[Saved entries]

## BEGIN

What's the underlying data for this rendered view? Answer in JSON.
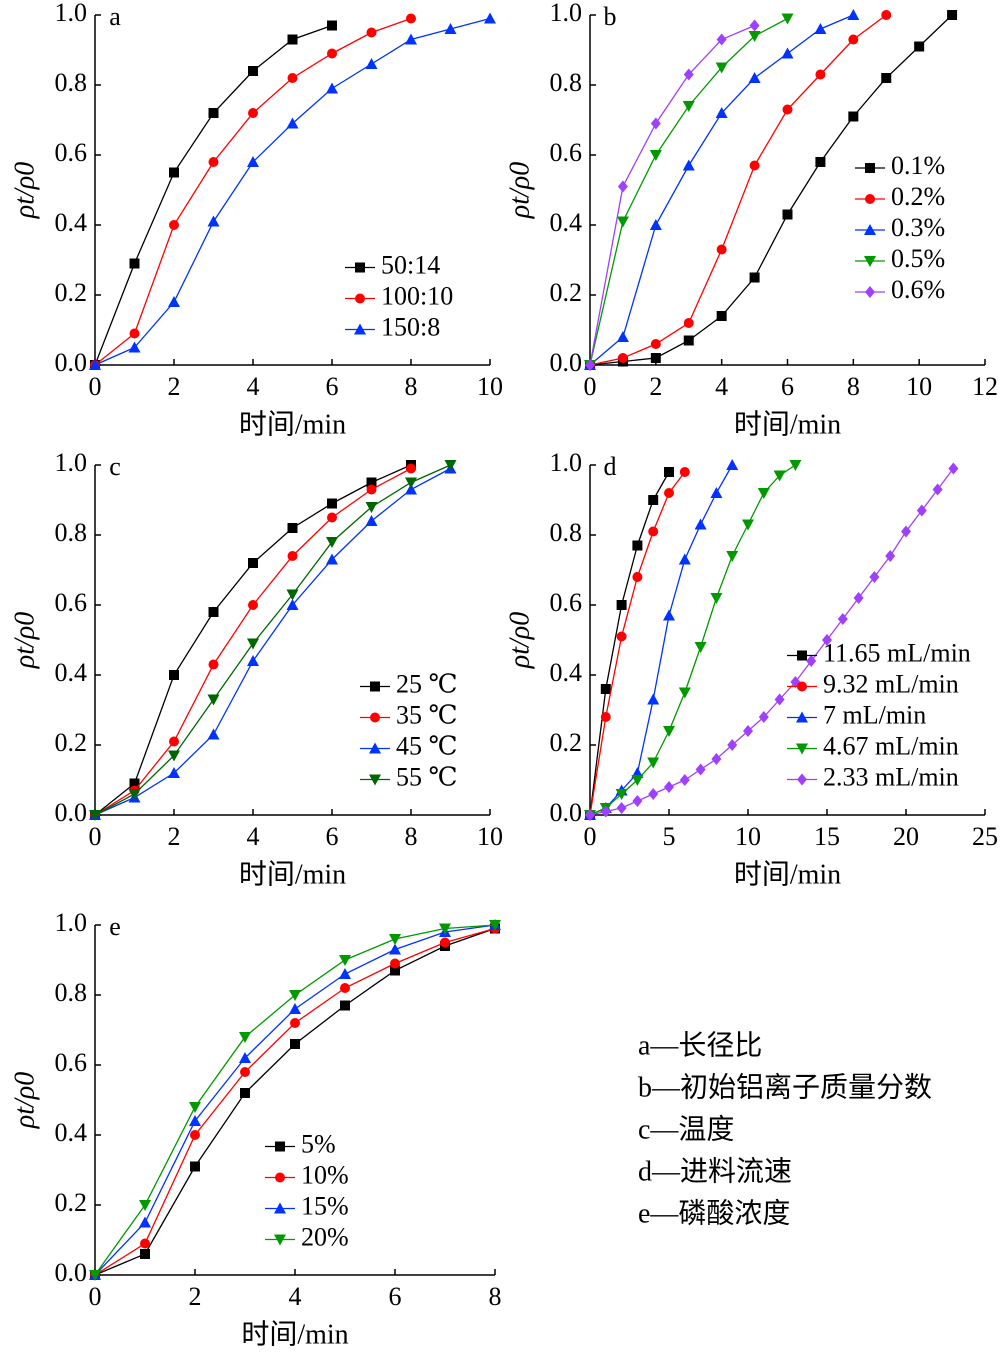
{
  "chart_data": [
    {
      "type": "line",
      "title": "a",
      "xlabel": "时间/min",
      "ylabel": "ρt/ρ0",
      "xlim": [
        0,
        10
      ],
      "ylim": [
        0,
        1
      ],
      "xticks": [
        0,
        2,
        4,
        6,
        8,
        10
      ],
      "yticks": [
        {
          "value": 0,
          "label": "0.0"
        },
        0.2,
        0.4,
        0.6,
        0.8,
        {
          "value": 1,
          "label": "1.0"
        }
      ],
      "legend": "lower right",
      "series": [
        {
          "name": "50:14",
          "color": "#000000",
          "marker": "square",
          "x": [
            0,
            1,
            2,
            3,
            4,
            5,
            6
          ],
          "values": [
            0,
            0.29,
            0.55,
            0.72,
            0.84,
            0.93,
            0.97
          ]
        },
        {
          "name": "100:10",
          "color": "#ff0000",
          "marker": "circle",
          "x": [
            0,
            1,
            2,
            3,
            4,
            5,
            6,
            7,
            8
          ],
          "values": [
            0,
            0.09,
            0.4,
            0.58,
            0.72,
            0.82,
            0.89,
            0.95,
            0.99
          ]
        },
        {
          "name": "150:8",
          "color": "#0033ff",
          "marker": "triangle",
          "x": [
            0,
            1,
            2,
            3,
            4,
            5,
            6,
            7,
            8,
            9,
            10
          ],
          "values": [
            0,
            0.05,
            0.18,
            0.41,
            0.58,
            0.69,
            0.79,
            0.86,
            0.93,
            0.96,
            0.99
          ]
        }
      ]
    },
    {
      "type": "line",
      "title": "b",
      "xlabel": "时间/min",
      "ylabel": "ρt/ρ0",
      "xlim": [
        0,
        12
      ],
      "ylim": [
        0,
        1
      ],
      "xticks": [
        0,
        2,
        4,
        6,
        8,
        10,
        12
      ],
      "yticks": [
        {
          "value": 0,
          "label": "0.0"
        },
        0.2,
        0.4,
        0.6,
        0.8,
        {
          "value": 1,
          "label": "1.0"
        }
      ],
      "legend": "center right",
      "series": [
        {
          "name": "0.1%",
          "color": "#000000",
          "marker": "square",
          "x": [
            0,
            1,
            2,
            3,
            4,
            5,
            6,
            7,
            8,
            9,
            10,
            11
          ],
          "values": [
            0,
            0.01,
            0.02,
            0.07,
            0.14,
            0.25,
            0.43,
            0.58,
            0.71,
            0.82,
            0.91,
            1.0
          ]
        },
        {
          "name": "0.2%",
          "color": "#ff0000",
          "marker": "circle",
          "x": [
            0,
            1,
            2,
            3,
            4,
            5,
            6,
            7,
            8,
            9
          ],
          "values": [
            0,
            0.02,
            0.06,
            0.12,
            0.33,
            0.57,
            0.73,
            0.83,
            0.93,
            1.0
          ]
        },
        {
          "name": "0.3%",
          "color": "#0033ff",
          "marker": "triangle",
          "x": [
            0,
            1,
            2,
            3,
            4,
            5,
            6,
            7,
            8
          ],
          "values": [
            0,
            0.08,
            0.4,
            0.57,
            0.72,
            0.82,
            0.89,
            0.96,
            1.0
          ]
        },
        {
          "name": "0.5%",
          "color": "#009900",
          "marker": "down-triangle",
          "x": [
            0,
            1,
            2,
            3,
            4,
            5,
            6
          ],
          "values": [
            0,
            0.41,
            0.6,
            0.74,
            0.85,
            0.94,
            0.99
          ]
        },
        {
          "name": "0.6%",
          "color": "#a040ff",
          "marker": "diamond",
          "x": [
            0,
            1,
            2,
            3,
            4,
            5
          ],
          "values": [
            0,
            0.51,
            0.69,
            0.83,
            0.93,
            0.97
          ]
        }
      ]
    },
    {
      "type": "line",
      "title": "c",
      "xlabel": "时间/min",
      "ylabel": "ρt/ρ0",
      "xlim": [
        0,
        10
      ],
      "ylim": [
        0,
        1
      ],
      "xticks": [
        0,
        2,
        4,
        6,
        8,
        10
      ],
      "yticks": [
        {
          "value": 0,
          "label": "0.0"
        },
        0.2,
        0.4,
        0.6,
        0.8,
        {
          "value": 1,
          "label": "1.0"
        }
      ],
      "legend": "lower right",
      "series": [
        {
          "name": "25 ℃",
          "color": "#000000",
          "marker": "square",
          "x": [
            0,
            1,
            2,
            3,
            4,
            5,
            6,
            7,
            8
          ],
          "values": [
            0,
            0.09,
            0.4,
            0.58,
            0.72,
            0.82,
            0.89,
            0.95,
            1.0
          ]
        },
        {
          "name": "35 ℃",
          "color": "#ff0000",
          "marker": "circle",
          "x": [
            0,
            1,
            2,
            3,
            4,
            5,
            6,
            7,
            8
          ],
          "values": [
            0,
            0.07,
            0.21,
            0.43,
            0.6,
            0.74,
            0.85,
            0.93,
            0.99
          ]
        },
        {
          "name": "45 ℃",
          "color": "#0033ff",
          "marker": "triangle",
          "x": [
            0,
            1,
            2,
            3,
            4,
            5,
            6,
            7,
            8,
            9
          ],
          "values": [
            0,
            0.05,
            0.12,
            0.23,
            0.44,
            0.6,
            0.73,
            0.84,
            0.93,
            0.99
          ]
        },
        {
          "name": "55 ℃",
          "color": "#006600",
          "marker": "down-triangle",
          "x": [
            0,
            1,
            2,
            3,
            4,
            5,
            6,
            7,
            8,
            9
          ],
          "values": [
            0,
            0.06,
            0.17,
            0.33,
            0.49,
            0.63,
            0.78,
            0.88,
            0.95,
            1.0
          ]
        }
      ]
    },
    {
      "type": "line",
      "title": "d",
      "xlabel": "时间/min",
      "ylabel": "ρt/ρ0",
      "xlim": [
        0,
        25
      ],
      "ylim": [
        0,
        1
      ],
      "xticks": [
        0,
        5,
        10,
        15,
        20,
        25
      ],
      "yticks": [
        {
          "value": 0,
          "label": "0.0"
        },
        0.2,
        0.4,
        0.6,
        0.8,
        {
          "value": 1,
          "label": "1.0"
        }
      ],
      "legend": "lower right",
      "series": [
        {
          "name": "11.65 mL/min",
          "color": "#000000",
          "marker": "square",
          "x": [
            0,
            1,
            2,
            3,
            4,
            5
          ],
          "values": [
            0,
            0.36,
            0.6,
            0.77,
            0.9,
            0.98
          ]
        },
        {
          "name": "9.32 mL/min",
          "color": "#ff0000",
          "marker": "circle",
          "x": [
            0,
            1,
            2,
            3,
            4,
            5,
            6
          ],
          "values": [
            0,
            0.28,
            0.51,
            0.68,
            0.81,
            0.92,
            0.98
          ]
        },
        {
          "name": "7 mL/min",
          "color": "#0033ff",
          "marker": "triangle",
          "x": [
            0,
            1,
            2,
            3,
            4,
            5,
            6,
            7,
            8,
            9
          ],
          "values": [
            0,
            0.02,
            0.07,
            0.12,
            0.33,
            0.57,
            0.73,
            0.83,
            0.92,
            1.0
          ]
        },
        {
          "name": "4.67 mL/min",
          "color": "#009900",
          "marker": "down-triangle",
          "x": [
            0,
            1,
            2,
            3,
            4,
            5,
            6,
            7,
            8,
            9,
            10,
            11,
            12,
            13
          ],
          "values": [
            0,
            0.02,
            0.06,
            0.1,
            0.15,
            0.24,
            0.35,
            0.48,
            0.62,
            0.74,
            0.83,
            0.92,
            0.97,
            1.0
          ]
        },
        {
          "name": "2.33 mL/min",
          "color": "#a040ff",
          "marker": "diamond",
          "x": [
            0,
            1,
            2,
            3,
            4,
            5,
            6,
            7,
            8,
            9,
            10,
            11,
            12,
            13,
            14,
            15,
            16,
            17,
            18,
            19,
            20,
            21,
            22,
            23
          ],
          "values": [
            0,
            0.01,
            0.02,
            0.04,
            0.06,
            0.08,
            0.1,
            0.13,
            0.16,
            0.2,
            0.24,
            0.28,
            0.33,
            0.38,
            0.44,
            0.5,
            0.56,
            0.62,
            0.68,
            0.74,
            0.81,
            0.87,
            0.93,
            0.99
          ]
        }
      ]
    },
    {
      "type": "line",
      "title": "e",
      "xlabel": "时间/min",
      "ylabel": "ρt/ρ0",
      "xlim": [
        0,
        8
      ],
      "ylim": [
        0,
        1
      ],
      "xticks": [
        0,
        2,
        4,
        6,
        8
      ],
      "yticks": [
        {
          "value": 0,
          "label": "0.0"
        },
        0.2,
        0.4,
        0.6,
        0.8,
        {
          "value": 1,
          "label": "1.0"
        }
      ],
      "legend": "lower right",
      "series": [
        {
          "name": "5%",
          "color": "#000000",
          "marker": "square",
          "x": [
            0,
            1,
            2,
            3,
            4,
            5,
            6,
            7,
            8
          ],
          "values": [
            0,
            0.06,
            0.31,
            0.52,
            0.66,
            0.77,
            0.87,
            0.94,
            0.99
          ]
        },
        {
          "name": "10%",
          "color": "#ff0000",
          "marker": "circle",
          "x": [
            0,
            1,
            2,
            3,
            4,
            5,
            6,
            7,
            8
          ],
          "values": [
            0,
            0.09,
            0.4,
            0.58,
            0.72,
            0.82,
            0.89,
            0.95,
            0.99
          ]
        },
        {
          "name": "15%",
          "color": "#0033ff",
          "marker": "triangle",
          "x": [
            0,
            1,
            2,
            3,
            4,
            5,
            6,
            7,
            8
          ],
          "values": [
            0,
            0.15,
            0.44,
            0.62,
            0.76,
            0.86,
            0.93,
            0.98,
            1.0
          ]
        },
        {
          "name": "20%",
          "color": "#009900",
          "marker": "down-triangle",
          "x": [
            0,
            1,
            2,
            3,
            4,
            5,
            6,
            7,
            8
          ],
          "values": [
            0,
            0.2,
            0.48,
            0.68,
            0.8,
            0.9,
            0.96,
            0.99,
            1.0
          ]
        }
      ]
    }
  ],
  "captions": [
    "a—长径比",
    "b—初始铝离子质量分数",
    "c—温度",
    "d—进料流速",
    "e—磷酸浓度"
  ]
}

## END

[The exercise]:
From the data above, show each line that contains "title".

[Solution for this problem]:
      "title": "a",
      "title": "b",
      "title": "c",
      "title": "d",
      "title": "e",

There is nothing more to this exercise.